OBJECTIVE - Repeat the whole listing exactly as written.

++++++++

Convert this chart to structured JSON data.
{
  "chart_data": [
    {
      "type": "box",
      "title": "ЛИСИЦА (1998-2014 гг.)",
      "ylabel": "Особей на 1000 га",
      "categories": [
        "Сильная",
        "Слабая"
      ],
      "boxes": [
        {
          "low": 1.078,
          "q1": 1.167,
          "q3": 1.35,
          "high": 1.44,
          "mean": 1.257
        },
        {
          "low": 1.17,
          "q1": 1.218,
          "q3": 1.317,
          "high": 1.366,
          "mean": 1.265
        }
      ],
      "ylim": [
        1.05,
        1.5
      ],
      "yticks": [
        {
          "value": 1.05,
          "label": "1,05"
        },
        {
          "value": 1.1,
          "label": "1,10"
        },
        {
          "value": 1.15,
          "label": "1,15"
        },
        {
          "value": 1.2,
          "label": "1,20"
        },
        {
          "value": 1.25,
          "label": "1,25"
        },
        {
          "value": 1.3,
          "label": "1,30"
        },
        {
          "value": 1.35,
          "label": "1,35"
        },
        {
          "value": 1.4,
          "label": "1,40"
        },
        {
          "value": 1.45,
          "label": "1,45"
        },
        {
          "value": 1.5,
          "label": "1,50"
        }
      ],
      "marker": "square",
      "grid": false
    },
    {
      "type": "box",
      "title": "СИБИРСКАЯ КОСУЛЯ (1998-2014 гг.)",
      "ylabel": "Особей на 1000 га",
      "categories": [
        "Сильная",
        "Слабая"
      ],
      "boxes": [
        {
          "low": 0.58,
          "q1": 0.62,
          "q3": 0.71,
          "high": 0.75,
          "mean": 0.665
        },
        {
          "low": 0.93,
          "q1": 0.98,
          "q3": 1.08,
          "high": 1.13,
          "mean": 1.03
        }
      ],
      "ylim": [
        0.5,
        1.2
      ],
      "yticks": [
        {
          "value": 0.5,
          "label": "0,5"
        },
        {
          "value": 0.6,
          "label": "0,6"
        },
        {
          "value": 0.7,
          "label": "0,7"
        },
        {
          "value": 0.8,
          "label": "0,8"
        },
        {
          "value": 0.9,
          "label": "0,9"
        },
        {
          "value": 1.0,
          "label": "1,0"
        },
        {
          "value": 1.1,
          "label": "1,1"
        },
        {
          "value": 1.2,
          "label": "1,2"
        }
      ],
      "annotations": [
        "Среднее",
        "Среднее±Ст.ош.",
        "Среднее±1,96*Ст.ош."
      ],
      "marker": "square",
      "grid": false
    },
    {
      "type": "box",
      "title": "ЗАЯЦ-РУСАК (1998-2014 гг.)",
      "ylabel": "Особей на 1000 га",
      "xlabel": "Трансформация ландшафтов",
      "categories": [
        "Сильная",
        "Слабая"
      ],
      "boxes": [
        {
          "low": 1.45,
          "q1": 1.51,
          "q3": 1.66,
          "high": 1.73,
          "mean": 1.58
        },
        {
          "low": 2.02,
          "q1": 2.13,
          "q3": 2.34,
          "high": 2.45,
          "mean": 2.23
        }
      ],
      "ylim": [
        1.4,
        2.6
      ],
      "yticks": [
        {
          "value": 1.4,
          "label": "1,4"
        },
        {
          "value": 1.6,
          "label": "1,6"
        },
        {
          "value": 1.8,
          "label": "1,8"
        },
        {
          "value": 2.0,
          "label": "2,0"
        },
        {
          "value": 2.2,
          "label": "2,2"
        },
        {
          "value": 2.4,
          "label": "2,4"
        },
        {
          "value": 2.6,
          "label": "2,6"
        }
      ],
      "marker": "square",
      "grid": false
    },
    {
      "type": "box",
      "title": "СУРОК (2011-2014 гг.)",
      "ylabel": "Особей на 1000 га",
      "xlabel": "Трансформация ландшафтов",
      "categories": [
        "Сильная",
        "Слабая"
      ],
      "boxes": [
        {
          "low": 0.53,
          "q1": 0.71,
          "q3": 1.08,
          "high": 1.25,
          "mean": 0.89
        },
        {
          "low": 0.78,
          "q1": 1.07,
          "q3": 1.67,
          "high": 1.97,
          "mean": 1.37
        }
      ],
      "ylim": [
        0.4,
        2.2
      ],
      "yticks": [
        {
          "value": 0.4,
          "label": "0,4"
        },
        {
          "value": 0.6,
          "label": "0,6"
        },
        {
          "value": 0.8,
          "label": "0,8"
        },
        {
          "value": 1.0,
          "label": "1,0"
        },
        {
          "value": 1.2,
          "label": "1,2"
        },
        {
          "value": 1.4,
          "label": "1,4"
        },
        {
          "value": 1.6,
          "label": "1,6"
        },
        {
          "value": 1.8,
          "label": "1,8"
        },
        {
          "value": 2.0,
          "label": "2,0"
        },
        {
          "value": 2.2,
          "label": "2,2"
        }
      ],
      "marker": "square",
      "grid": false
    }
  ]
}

++++++++

THE RESPONSE -
Convert this chart to structured JSON data.
{
  "chart_data": [
    {
      "type": "box",
      "title": "ЛИСИЦА (1998-2014 гг.)",
      "ylabel": "Особей на 1000 га",
      "categories": [
        "Сильная",
        "Слабая"
      ],
      "boxes": [
        {
          "low": 1.078,
          "q1": 1.167,
          "q3": 1.35,
          "high": 1.44,
          "mean": 1.257
        },
        {
          "low": 1.17,
          "q1": 1.218,
          "q3": 1.317,
          "high": 1.366,
          "mean": 1.265
        }
      ],
      "ylim": [
        1.05,
        1.5
      ],
      "yticks": [
        {
          "value": 1.05,
          "label": "1,05"
        },
        {
          "value": 1.1,
          "label": "1,10"
        },
        {
          "value": 1.15,
          "label": "1,15"
        },
        {
          "value": 1.2,
          "label": "1,20"
        },
        {
          "value": 1.25,
          "label": "1,25"
        },
        {
          "value": 1.3,
          "label": "1,30"
        },
        {
          "value": 1.35,
          "label": "1,35"
        },
        {
          "value": 1.4,
          "label": "1,40"
        },
        {
          "value": 1.45,
          "label": "1,45"
        },
        {
          "value": 1.5,
          "label": "1,50"
        }
      ],
      "marker": "square",
      "grid": false
    },
    {
      "type": "box",
      "title": "СИБИРСКАЯ КОСУЛЯ (1998-2014 гг.)",
      "ylabel": "Особей на 1000 га",
      "categories": [
        "Сильная",
        "Слабая"
      ],
      "boxes": [
        {
          "low": 0.58,
          "q1": 0.62,
          "q3": 0.71,
          "high": 0.75,
          "mean": 0.665
        },
        {
          "low": 0.93,
          "q1": 0.98,
          "q3": 1.08,
          "high": 1.13,
          "mean": 1.03
        }
      ],
      "ylim": [
        0.5,
        1.2
      ],
      "yticks": [
        {
          "value": 0.5,
          "label": "0,5"
        },
        {
          "value": 0.6,
          "label": "0,6"
        },
        {
          "value": 0.7,
          "label": "0,7"
        },
        {
          "value": 0.8,
          "label": "0,8"
        },
        {
          "value": 0.9,
          "label": "0,9"
        },
        {
          "value": 1.0,
          "label": "1,0"
        },
        {
          "value": 1.1,
          "label": "1,1"
        },
        {
          "value": 1.2,
          "label": "1,2"
        }
      ],
      "annotations": [
        "Среднее",
        "Среднее±Ст.ош.",
        "Среднее±1,96*Ст.ош."
      ],
      "marker": "square",
      "grid": false
    },
    {
      "type": "box",
      "title": "ЗАЯЦ-РУСАК (1998-2014 гг.)",
      "ylabel": "Особей на 1000 га",
      "xlabel": "Трансформация ландшафтов",
      "categories": [
        "Сильная",
        "Слабая"
      ],
      "boxes": [
        {
          "low": 1.45,
          "q1": 1.51,
          "q3": 1.66,
          "high": 1.73,
          "mean": 1.58
        },
        {
          "low": 2.02,
          "q1": 2.13,
          "q3": 2.34,
          "high": 2.45,
          "mean": 2.23
        }
      ],
      "ylim": [
        1.4,
        2.6
      ],
      "yticks": [
        {
          "value": 1.4,
          "label": "1,4"
        },
        {
          "value": 1.6,
          "label": "1,6"
        },
        {
          "value": 1.8,
          "label": "1,8"
        },
        {
          "value": 2.0,
          "label": "2,0"
        },
        {
          "value": 2.2,
          "label": "2,2"
        },
        {
          "value": 2.4,
          "label": "2,4"
        },
        {
          "value": 2.6,
          "label": "2,6"
        }
      ],
      "marker": "square",
      "grid": false
    },
    {
      "type": "box",
      "title": "СУРОК (2011-2014 гг.)",
      "ylabel": "Особей на 1000 га",
      "xlabel": "Трансформация ландшафтов",
      "categories": [
        "Сильная",
        "Слабая"
      ],
      "boxes": [
        {
          "low": 0.53,
          "q1": 0.71,
          "q3": 1.08,
          "high": 1.25,
          "mean": 0.89
        },
        {
          "low": 0.78,
          "q1": 1.07,
          "q3": 1.67,
          "high": 1.97,
          "mean": 1.37
        }
      ],
      "ylim": [
        0.4,
        2.2
      ],
      "yticks": [
        {
          "value": 0.4,
          "label": "0,4"
        },
        {
          "value": 0.6,
          "label": "0,6"
        },
        {
          "value": 0.8,
          "label": "0,8"
        },
        {
          "value": 1.0,
          "label": "1,0"
        },
        {
          "value": 1.2,
          "label": "1,2"
        },
        {
          "value": 1.4,
          "label": "1,4"
        },
        {
          "value": 1.6,
          "label": "1,6"
        },
        {
          "value": 1.8,
          "label": "1,8"
        },
        {
          "value": 2.0,
          "label": "2,0"
        },
        {
          "value": 2.2,
          "label": "2,2"
        }
      ],
      "marker": "square",
      "grid": false
    }
  ]
}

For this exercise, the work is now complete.